• [Information shown]:
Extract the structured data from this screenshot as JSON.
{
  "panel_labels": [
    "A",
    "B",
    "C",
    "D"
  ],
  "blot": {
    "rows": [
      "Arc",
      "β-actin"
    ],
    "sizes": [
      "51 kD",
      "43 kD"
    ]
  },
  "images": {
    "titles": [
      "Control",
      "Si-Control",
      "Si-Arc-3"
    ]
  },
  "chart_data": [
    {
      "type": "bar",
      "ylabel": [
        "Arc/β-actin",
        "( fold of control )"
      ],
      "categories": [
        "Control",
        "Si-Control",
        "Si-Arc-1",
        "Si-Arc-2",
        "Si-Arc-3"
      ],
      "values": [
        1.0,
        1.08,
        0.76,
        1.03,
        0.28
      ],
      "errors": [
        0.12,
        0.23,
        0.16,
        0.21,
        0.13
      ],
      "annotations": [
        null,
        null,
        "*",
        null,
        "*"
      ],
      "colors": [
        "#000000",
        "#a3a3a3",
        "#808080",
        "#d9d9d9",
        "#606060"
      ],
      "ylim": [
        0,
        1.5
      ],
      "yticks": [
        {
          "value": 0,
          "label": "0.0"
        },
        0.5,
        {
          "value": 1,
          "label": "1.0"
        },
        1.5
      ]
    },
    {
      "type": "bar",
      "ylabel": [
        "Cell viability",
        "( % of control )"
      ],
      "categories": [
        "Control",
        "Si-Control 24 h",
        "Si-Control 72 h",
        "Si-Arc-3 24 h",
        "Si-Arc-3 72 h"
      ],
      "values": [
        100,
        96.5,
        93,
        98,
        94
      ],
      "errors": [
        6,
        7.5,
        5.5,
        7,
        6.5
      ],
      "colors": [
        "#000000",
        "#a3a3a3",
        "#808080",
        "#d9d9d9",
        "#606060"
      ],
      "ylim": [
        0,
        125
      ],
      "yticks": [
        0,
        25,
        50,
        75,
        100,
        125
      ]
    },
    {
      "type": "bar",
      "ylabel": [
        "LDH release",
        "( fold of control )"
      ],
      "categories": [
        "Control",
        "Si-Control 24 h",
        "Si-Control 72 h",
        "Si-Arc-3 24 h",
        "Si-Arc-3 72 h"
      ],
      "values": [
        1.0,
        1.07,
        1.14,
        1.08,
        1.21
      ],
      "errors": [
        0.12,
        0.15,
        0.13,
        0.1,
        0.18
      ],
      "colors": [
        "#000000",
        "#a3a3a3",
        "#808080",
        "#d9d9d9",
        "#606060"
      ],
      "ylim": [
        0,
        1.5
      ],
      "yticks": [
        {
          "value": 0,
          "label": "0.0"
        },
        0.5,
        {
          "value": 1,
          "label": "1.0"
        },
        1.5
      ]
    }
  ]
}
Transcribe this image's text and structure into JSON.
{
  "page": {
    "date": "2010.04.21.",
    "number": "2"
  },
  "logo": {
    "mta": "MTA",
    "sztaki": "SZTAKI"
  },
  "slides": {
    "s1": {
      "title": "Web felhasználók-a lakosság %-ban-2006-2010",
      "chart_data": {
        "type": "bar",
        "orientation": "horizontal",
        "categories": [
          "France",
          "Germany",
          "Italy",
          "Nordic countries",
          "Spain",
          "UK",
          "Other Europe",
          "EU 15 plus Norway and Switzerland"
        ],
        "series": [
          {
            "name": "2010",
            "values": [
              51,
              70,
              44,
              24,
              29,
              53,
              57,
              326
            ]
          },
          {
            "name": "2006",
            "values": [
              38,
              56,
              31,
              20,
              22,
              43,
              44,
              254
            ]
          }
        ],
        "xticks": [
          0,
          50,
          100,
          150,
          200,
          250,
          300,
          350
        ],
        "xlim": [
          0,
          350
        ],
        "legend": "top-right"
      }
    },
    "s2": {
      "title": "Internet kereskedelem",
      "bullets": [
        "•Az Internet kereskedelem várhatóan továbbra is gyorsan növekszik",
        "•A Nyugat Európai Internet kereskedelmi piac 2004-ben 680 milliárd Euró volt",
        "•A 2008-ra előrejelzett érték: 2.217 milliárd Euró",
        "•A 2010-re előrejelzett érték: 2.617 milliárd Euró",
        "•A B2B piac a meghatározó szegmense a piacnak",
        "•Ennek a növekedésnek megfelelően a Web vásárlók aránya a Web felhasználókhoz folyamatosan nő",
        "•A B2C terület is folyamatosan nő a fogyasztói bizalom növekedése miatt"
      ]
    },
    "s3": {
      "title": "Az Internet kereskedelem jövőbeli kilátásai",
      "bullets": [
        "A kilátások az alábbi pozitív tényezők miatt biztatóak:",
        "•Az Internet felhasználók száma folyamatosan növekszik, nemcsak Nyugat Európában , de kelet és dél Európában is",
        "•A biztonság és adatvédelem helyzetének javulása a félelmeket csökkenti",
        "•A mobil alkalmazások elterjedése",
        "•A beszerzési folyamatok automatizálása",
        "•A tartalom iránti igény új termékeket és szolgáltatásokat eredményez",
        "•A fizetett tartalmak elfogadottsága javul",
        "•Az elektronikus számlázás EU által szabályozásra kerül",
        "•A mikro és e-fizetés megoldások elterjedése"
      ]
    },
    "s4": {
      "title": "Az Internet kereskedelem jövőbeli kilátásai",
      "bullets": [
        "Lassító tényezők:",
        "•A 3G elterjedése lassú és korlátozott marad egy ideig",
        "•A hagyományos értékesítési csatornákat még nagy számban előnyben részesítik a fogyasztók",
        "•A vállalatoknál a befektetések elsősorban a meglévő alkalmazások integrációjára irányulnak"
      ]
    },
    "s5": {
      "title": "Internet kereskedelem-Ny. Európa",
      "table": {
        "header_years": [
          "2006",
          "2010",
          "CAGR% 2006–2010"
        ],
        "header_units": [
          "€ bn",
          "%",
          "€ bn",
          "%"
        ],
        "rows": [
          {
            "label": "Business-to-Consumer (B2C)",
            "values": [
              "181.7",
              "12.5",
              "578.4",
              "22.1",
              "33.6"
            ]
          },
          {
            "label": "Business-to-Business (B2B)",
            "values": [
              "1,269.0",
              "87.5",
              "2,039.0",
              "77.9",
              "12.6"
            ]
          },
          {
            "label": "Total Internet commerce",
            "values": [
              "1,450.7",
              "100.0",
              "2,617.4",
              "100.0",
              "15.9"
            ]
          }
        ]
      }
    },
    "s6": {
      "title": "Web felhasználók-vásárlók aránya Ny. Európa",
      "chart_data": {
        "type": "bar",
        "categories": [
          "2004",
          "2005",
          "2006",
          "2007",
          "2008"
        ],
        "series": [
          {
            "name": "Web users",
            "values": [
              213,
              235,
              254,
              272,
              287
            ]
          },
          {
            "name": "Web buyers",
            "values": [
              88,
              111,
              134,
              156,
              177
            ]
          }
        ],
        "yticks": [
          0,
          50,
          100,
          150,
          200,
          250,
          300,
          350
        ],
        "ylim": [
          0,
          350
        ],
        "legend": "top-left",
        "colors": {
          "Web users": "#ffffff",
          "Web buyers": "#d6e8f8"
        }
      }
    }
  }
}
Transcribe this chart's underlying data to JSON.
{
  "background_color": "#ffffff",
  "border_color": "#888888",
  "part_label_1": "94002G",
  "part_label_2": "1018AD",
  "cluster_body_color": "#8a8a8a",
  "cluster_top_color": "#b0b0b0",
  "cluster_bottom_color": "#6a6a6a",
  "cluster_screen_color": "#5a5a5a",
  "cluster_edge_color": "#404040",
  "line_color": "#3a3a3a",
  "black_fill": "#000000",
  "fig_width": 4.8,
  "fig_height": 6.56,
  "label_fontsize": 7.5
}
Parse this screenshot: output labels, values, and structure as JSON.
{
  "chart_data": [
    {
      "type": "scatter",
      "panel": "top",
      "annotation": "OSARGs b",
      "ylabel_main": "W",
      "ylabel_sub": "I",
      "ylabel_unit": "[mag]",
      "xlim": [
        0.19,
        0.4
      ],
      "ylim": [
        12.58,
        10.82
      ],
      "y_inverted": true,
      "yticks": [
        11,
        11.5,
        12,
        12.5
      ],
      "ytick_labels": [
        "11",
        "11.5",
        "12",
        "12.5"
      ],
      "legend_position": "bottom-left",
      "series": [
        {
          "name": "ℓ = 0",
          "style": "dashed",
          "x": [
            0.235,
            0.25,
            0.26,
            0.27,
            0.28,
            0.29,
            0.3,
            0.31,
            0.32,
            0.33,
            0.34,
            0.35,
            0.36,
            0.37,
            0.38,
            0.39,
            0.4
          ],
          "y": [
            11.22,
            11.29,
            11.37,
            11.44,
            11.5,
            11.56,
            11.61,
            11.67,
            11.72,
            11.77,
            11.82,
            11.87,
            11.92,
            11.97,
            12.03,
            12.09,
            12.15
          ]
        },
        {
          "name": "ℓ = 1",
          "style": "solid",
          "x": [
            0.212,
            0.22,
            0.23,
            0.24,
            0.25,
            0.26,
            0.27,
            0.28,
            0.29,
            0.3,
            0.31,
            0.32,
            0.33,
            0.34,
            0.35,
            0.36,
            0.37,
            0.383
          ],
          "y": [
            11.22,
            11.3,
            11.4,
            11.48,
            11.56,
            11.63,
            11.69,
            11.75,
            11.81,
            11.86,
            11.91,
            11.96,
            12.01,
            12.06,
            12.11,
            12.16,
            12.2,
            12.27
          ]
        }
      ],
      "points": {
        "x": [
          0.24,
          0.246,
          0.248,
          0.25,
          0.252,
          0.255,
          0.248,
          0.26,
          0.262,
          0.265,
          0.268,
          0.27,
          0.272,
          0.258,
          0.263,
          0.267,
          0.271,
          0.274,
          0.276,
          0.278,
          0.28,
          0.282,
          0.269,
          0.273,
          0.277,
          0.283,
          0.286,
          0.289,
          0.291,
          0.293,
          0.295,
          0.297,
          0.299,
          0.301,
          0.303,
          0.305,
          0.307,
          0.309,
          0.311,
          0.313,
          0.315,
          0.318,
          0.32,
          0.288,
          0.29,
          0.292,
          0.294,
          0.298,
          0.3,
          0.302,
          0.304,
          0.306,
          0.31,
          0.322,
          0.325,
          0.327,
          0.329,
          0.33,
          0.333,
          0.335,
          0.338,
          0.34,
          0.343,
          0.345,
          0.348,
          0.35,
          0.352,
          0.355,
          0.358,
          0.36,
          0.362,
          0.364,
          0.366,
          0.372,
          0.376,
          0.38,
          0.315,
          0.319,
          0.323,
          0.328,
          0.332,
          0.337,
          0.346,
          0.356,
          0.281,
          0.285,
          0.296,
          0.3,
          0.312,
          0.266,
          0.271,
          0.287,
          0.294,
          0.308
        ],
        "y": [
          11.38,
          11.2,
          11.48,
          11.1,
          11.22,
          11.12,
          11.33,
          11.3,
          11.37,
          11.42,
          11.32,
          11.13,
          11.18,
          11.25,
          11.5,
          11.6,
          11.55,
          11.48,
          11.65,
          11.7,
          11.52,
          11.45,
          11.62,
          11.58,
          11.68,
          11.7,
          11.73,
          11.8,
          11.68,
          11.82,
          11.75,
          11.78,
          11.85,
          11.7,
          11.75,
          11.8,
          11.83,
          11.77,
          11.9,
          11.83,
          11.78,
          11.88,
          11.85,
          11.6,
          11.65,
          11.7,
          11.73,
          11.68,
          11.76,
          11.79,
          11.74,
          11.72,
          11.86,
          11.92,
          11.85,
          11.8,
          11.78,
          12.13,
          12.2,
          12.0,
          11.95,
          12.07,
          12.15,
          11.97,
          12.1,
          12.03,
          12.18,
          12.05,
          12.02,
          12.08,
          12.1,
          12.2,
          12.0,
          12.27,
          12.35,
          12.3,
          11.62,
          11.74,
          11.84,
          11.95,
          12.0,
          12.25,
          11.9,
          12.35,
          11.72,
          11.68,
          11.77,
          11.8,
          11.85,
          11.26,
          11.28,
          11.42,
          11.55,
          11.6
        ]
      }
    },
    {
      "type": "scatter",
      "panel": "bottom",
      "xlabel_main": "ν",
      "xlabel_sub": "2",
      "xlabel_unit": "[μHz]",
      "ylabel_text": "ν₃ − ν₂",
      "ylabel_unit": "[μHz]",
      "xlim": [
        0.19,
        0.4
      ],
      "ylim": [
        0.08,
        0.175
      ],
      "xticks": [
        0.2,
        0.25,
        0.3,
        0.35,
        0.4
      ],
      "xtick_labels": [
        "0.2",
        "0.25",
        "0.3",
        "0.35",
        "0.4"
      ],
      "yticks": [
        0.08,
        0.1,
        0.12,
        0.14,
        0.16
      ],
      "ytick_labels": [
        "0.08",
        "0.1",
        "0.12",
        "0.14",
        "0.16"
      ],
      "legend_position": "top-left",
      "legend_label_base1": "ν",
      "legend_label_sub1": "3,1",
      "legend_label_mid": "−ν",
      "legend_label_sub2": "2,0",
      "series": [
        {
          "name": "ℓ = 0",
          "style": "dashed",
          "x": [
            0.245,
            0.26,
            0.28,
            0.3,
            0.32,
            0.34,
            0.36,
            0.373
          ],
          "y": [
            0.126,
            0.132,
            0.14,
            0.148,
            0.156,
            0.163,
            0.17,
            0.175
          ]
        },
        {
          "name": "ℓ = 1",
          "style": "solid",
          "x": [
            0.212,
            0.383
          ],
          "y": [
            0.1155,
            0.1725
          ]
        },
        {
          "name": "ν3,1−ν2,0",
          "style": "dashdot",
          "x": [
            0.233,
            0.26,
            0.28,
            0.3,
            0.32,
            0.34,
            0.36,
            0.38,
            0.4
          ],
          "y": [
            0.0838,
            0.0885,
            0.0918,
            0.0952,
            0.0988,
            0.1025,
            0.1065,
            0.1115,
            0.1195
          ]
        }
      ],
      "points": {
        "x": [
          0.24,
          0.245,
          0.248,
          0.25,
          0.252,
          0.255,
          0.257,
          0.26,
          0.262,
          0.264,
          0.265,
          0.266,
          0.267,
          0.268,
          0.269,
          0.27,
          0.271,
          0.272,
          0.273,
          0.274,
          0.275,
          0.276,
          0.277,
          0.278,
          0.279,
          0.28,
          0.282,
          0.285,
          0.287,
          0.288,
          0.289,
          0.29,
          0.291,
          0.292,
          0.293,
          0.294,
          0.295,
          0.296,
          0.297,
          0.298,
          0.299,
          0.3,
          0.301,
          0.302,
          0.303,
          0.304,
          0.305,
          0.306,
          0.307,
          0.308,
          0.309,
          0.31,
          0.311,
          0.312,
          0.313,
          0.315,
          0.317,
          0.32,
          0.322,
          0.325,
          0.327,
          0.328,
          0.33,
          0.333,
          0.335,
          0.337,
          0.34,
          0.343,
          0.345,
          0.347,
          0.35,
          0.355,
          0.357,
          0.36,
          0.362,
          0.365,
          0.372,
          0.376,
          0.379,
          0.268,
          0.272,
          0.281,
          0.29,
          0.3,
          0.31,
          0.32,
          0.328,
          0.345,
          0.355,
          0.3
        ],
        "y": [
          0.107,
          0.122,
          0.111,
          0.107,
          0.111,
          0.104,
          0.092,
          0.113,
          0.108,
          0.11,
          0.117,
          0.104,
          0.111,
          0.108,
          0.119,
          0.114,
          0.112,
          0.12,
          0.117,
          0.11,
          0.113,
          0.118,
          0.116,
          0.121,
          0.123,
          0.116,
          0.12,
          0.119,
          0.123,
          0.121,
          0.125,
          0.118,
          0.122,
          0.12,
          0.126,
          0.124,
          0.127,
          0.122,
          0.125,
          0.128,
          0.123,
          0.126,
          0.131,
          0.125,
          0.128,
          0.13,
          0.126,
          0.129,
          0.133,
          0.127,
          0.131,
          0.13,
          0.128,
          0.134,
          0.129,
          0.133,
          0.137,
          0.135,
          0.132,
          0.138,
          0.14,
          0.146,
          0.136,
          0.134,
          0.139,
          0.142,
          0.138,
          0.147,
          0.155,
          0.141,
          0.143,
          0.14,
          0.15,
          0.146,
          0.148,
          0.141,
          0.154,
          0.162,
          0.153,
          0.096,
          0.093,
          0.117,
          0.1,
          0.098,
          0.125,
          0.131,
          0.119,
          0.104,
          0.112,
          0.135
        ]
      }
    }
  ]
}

• [Task objective]: Return every line in the listing that contains the word "JSON".

• [Written answer]:
Extract the structured data from this screenshot as JSON.
Transcribe this image's text and structure into JSON.
Transcribe this chart's underlying data to JSON.
Parse this screenshot: output labels, values, and structure as JSON.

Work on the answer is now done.